## DATASET EXTRACT
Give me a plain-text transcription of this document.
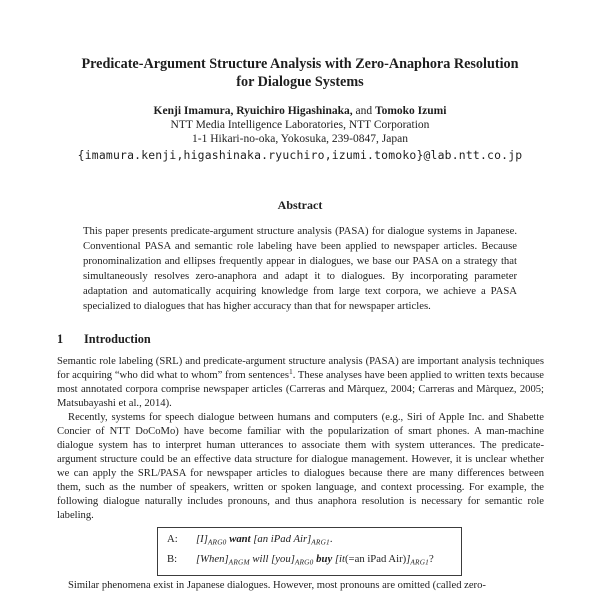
Predicate-Argument Structure Analysis with Zero-Anaphora Resolution
for Dialogue Systems
Kenji Imamura, Ryuichiro Higashinaka, and Tomoko Izumi
NTT Media Intelligence Laboratories, NTT Corporation
1-1 Hikari-no-oka, Yokosuka, 239-0847, Japan
{imamura.kenji,higashinaka.ryuchiro,izumi.tomoko}@lab.ntt.co.jp
Abstract
This paper presents predicate-argument structure analysis (PASA) for dialogue systems in Japanese. Conventional PASA and semantic role labeling have been applied to newspaper articles. Because pronominalization and ellipses frequently appear in dialogues, we base our PASA on a strategy that simultaneously resolves zero-anaphora and adapt it to dialogues. By incorporating parameter adaptation and automatically acquiring knowledge from large text corpora, we achieve a PASA specialized to dialogues that has higher accuracy than that for newspaper articles.
1 Introduction
Semantic role labeling (SRL) and predicate-argument structure analysis (PASA) are important analysis techniques for acquiring “who did what to whom” from sentences$^1$. These analyses have been applied to written texts because most annotated corpora comprise newspaper articles (Carreras and Màrquez, 2004; Carreras and Màrquez, 2005; Matsubayashi et al., 2014).
Recently, systems for speech dialogue between humans and computers (e.g., Siri of Apple Inc. and Shabette Concier of NTT DoCoMo) have become familiar with the popularization of smart phones. A man-machine dialogue system has to interpret human utterances to associate them with system utterances. The predicate-argument structure could be an effective data structure for dialogue management. However, it is unclear whether we can apply the SRL/PASA for newspaper articles to dialogues because there are many differences between them, such as the number of speakers, written or spoken language, and context processing. For example, the following dialogue naturally includes pronouns, and thus anaphora resolution is necessary for semantic role labeling.
A:	$[I]_{ARG0}$ want [an iPad $Air]_{ARG1}$.
B:	$[When]_{ARGM}$ will $[you]_{ARG0}$ buy [it(=an iPad $Air)]_{ARG1}$?
Similar phenomena exist in Japanese dialogues. However, most pronouns are omitted (called zero-
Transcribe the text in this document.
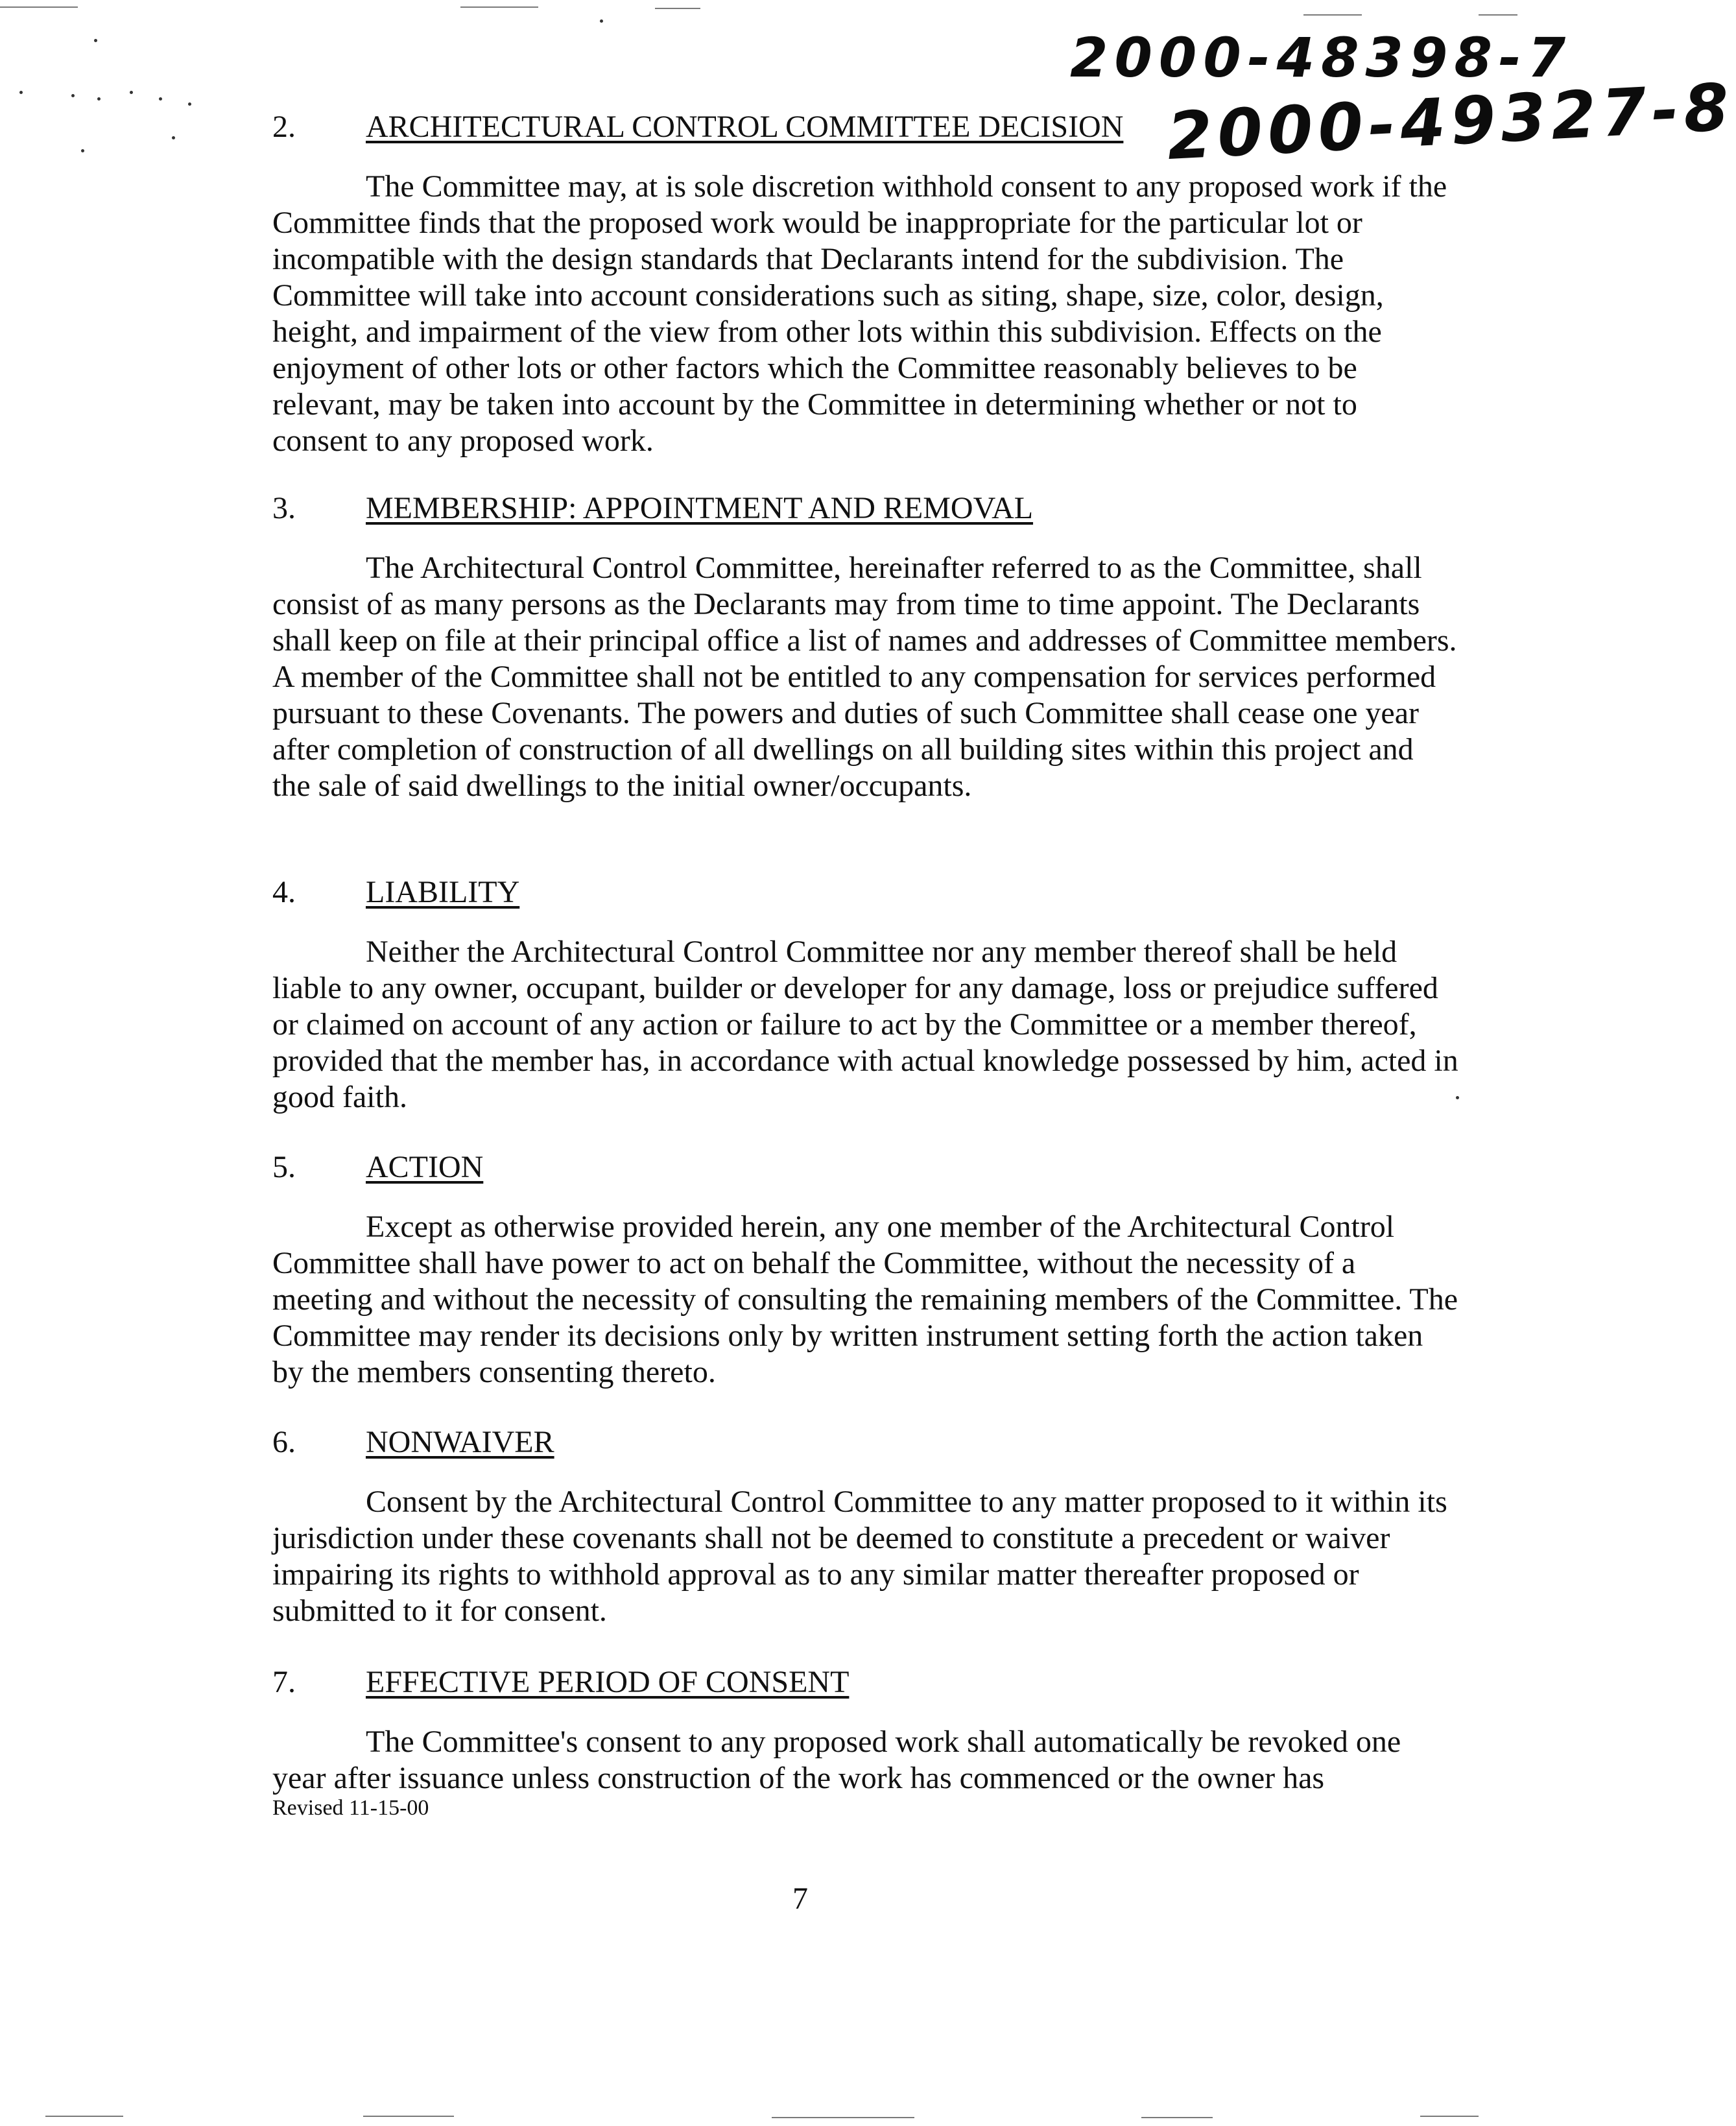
2000-48398-7
2000-49327-8
2. ARCHITECTURAL CONTROL COMMITTEE DECISION
The Committee may, at is sole discretion withhold consent to any proposed work if the Committee finds that the proposed work would be inappropriate for the particular lot or incompatible with the design standards that Declarants intend for the subdivision. The Committee will take into account considerations such as siting, shape, size, color, design, height, and impairment of the view from other lots within this subdivision. Effects on the enjoyment of other lots or other factors which the Committee reasonably believes to be relevant, may be taken into account by the Committee in determining whether or not to consent to any proposed work.
3. MEMBERSHIP: APPOINTMENT AND REMOVAL
The Architectural Control Committee, hereinafter referred to as the Committee, shall consist of as many persons as the Declarants may from time to time appoint. The Declarants shall keep on file at their principal office a list of names and addresses of Committee members. A member of the Committee shall not be entitled to any compensation for services performed pursuant to these Covenants. The powers and duties of such Committee shall cease one year after completion of construction of all dwellings on all building sites within this project and the sale of said dwellings to the initial owner/occupants.
4. LIABILITY
Neither the Architectural Control Committee nor any member thereof shall be held liable to any owner, occupant, builder or developer for any damage, loss or prejudice suffered or claimed on account of any action or failure to act by the Committee or a member thereof, provided that the member has, in accordance with actual knowledge possessed by him, acted in good faith.
5. ACTION
Except as otherwise provided herein, any one member of the Architectural Control Committee shall have power to act on behalf the Committee, without the necessity of a meeting and without the necessity of consulting the remaining members of the Committee. The Committee may render its decisions only by written instrument setting forth the action taken by the members consenting thereto.
6. NONWAIVER
Consent by the Architectural Control Committee to any matter proposed to it within its jurisdiction under these covenants shall not be deemed to constitute a precedent or waiver impairing its rights to withhold approval as to any similar matter thereafter proposed or submitted to it for consent.
7. EFFECTIVE PERIOD OF CONSENT
The Committee's consent to any proposed work shall automatically be revoked one year after issuance unless construction of the work has commenced or the owner has
Revised 11-15-00
7
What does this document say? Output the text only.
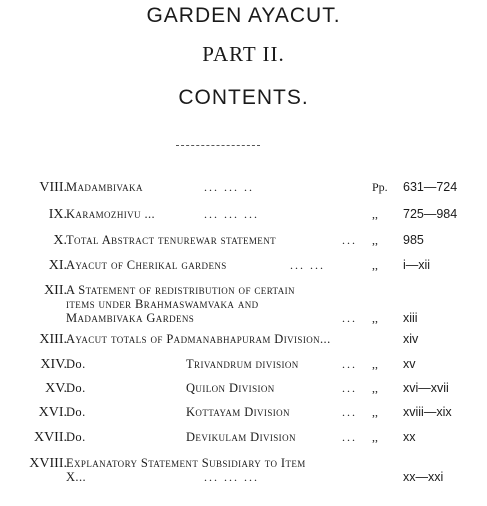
GARDEN AYACUT.
PART II.
CONTENTS.
VIII. Madambivaka	... ... ..	Pp. 631—724
IX. Karamozhivu ...	... ... ...	,, 725—984
X. Total Abstract tenurewar statement	... ,, 985
XI. Ayacut of Cherikal gardens	... ...	,, i—xii
XII. A Statement of redistribution of certain items under Brahmaswamvaka and Madambivaka Gardens	... ,, xiii
XIII. Ayacut totals of Padmanabhapuram Division...	xiv
XIV. Do.	Trivandrum division	... ,, xv
XV. Do.	Quilon Division	... ,, xvi—xvii
XVI. Do.	Kottayam Division	... ,, xviii—xix
XVII. Do.	Devikulam Division	... ,, xx
XVIII. Explanatory Statement Subsidiary to Item X...	... ... ...	xx—xxi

## WRITTEN REQUEST
Exactly those lines that run from the line holding "What does this" to the end of the listing above, both included, are to be reproduced, with pictures left out.

## ANSWER TO THIS EXERCISE
What does this document say? Output the text only.
GARDEN AYACUT.
PART II.
CONTENTS.
VIII. Madambivaka	... ... ..	Pp. 631—724
IX. Karamozhivu ...	... ... ...	,, 725—984
X. Total Abstract tenurewar statement	... ,, 985
XI. Ayacut of Cherikal gardens	... ...	,, i—xii
XII. A Statement of redistribution of certain items under Brahmaswamvaka and Madambivaka Gardens	... ,, xiii
XIII. Ayacut totals of Padmanabhapuram Division...	xiv
XIV. Do.	Trivandrum division	... ,, xv
XV. Do.	Quilon Division	... ,, xvi—xvii
XVI. Do.	Kottayam Division	... ,, xviii—xix
XVII. Do.	Devikulam Division	... ,, xx
XVIII. Explanatory Statement Subsidiary to Item X...	... ... ...	xx—xxi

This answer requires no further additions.